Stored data

====================

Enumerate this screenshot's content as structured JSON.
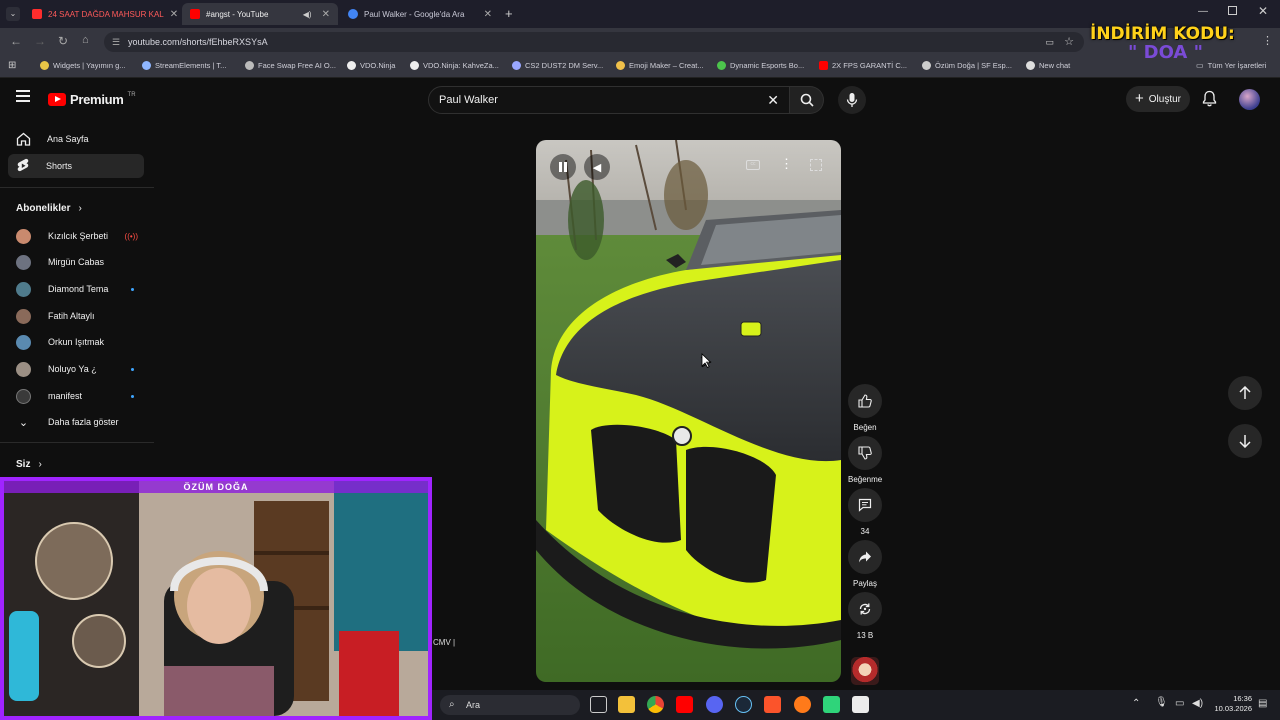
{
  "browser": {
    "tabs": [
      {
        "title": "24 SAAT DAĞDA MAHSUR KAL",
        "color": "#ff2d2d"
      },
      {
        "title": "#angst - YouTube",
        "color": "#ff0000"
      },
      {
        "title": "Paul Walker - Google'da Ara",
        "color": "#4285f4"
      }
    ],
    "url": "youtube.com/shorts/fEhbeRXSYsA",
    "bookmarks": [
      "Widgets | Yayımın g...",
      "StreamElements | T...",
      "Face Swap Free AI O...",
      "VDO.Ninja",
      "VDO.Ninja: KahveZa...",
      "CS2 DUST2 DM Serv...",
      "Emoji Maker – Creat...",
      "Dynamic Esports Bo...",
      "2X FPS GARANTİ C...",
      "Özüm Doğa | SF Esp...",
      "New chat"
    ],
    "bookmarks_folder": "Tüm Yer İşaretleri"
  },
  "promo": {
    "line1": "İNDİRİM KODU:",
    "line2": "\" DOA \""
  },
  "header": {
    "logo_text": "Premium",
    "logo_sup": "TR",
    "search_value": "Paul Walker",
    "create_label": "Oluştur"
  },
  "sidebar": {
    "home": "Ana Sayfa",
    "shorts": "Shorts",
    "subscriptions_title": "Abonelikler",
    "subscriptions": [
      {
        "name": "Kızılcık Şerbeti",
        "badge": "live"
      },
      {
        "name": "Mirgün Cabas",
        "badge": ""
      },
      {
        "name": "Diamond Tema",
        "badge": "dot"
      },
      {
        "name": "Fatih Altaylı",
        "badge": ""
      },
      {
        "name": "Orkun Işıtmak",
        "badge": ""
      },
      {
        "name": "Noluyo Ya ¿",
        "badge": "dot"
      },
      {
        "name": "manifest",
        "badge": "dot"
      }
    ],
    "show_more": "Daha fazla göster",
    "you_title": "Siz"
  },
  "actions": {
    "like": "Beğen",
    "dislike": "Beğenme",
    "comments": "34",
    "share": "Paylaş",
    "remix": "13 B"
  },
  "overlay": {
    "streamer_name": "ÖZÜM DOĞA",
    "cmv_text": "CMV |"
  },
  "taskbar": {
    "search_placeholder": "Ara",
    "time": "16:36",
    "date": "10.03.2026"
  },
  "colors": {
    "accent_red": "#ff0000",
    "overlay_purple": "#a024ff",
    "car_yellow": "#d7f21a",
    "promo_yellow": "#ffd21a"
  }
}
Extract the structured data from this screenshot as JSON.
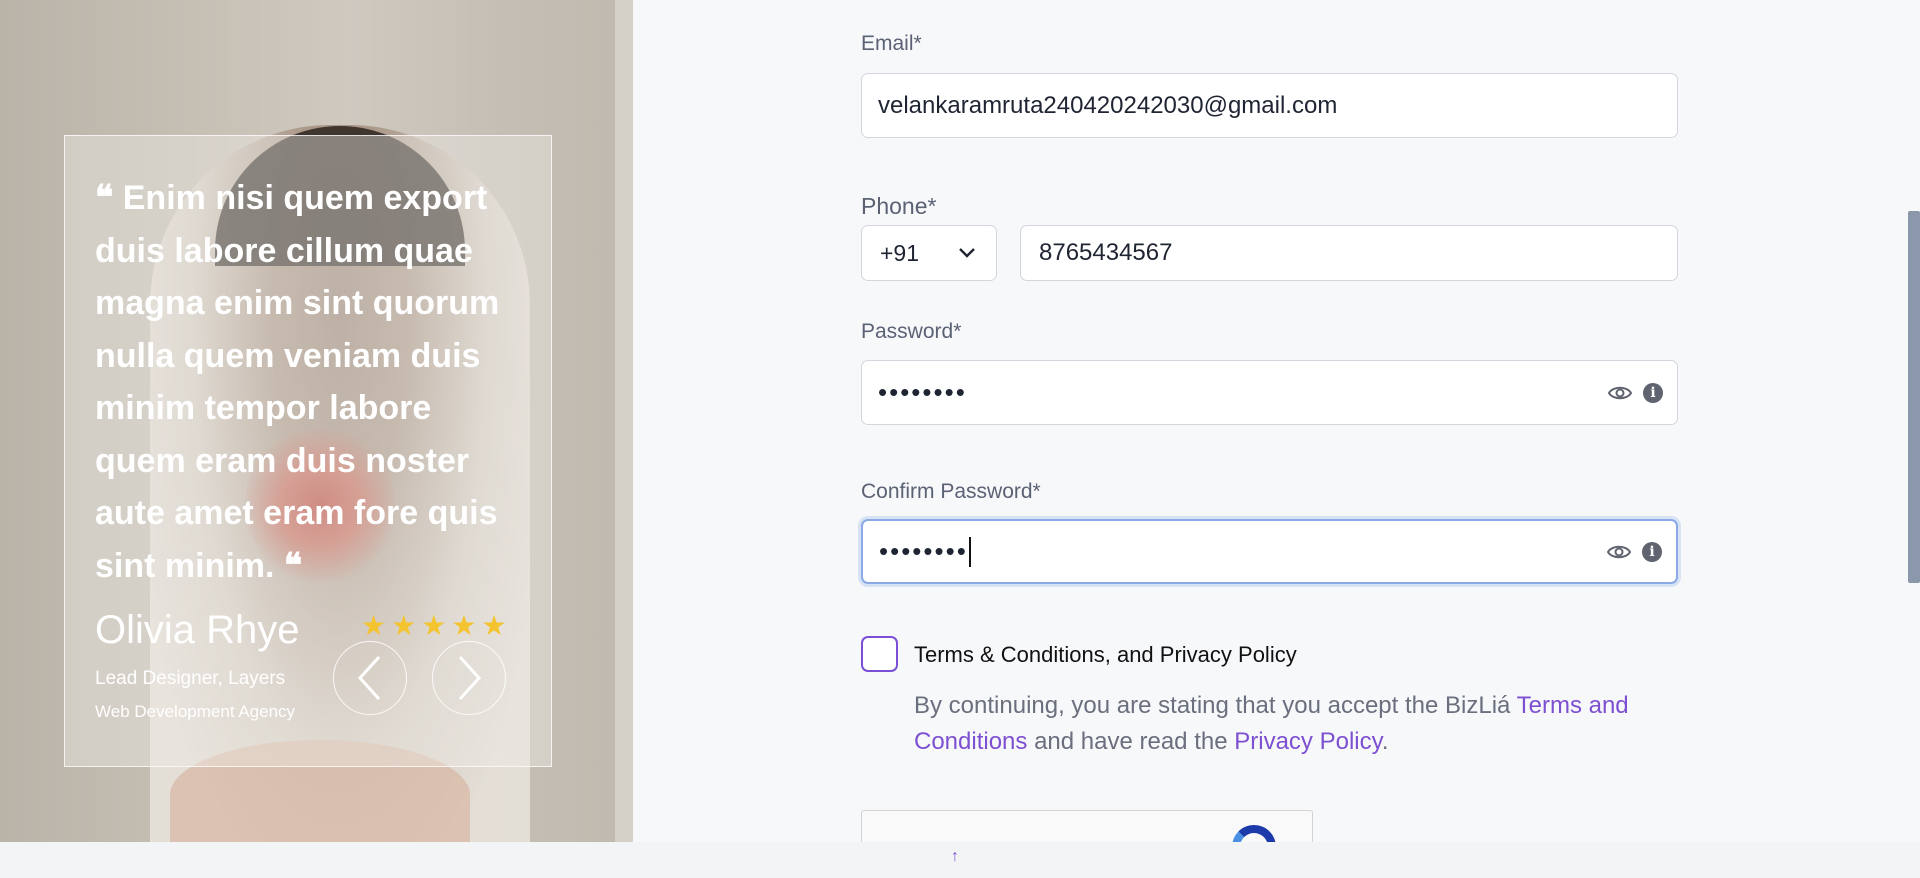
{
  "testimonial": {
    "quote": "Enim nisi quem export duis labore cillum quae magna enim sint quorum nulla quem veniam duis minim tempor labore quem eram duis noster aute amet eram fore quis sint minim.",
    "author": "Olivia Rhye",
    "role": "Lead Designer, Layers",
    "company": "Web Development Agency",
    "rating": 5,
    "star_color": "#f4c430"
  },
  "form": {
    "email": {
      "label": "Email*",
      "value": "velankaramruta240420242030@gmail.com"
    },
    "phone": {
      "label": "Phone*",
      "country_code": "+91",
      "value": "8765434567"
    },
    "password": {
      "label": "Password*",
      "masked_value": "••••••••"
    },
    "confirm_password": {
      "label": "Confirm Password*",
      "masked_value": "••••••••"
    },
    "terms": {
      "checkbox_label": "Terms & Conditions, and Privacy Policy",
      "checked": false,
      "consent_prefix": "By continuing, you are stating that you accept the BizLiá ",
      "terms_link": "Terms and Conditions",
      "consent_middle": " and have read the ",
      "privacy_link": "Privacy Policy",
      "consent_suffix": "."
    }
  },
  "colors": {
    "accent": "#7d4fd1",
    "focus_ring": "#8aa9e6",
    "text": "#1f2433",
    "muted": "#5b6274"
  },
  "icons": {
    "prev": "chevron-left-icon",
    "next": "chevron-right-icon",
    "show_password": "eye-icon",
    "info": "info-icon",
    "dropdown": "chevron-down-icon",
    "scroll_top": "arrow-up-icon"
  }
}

====================

*WHAT IS ASKED*:
Give the count of lines in the records that contain "JSON", and no other text.

*FULL RESPONSE*:
2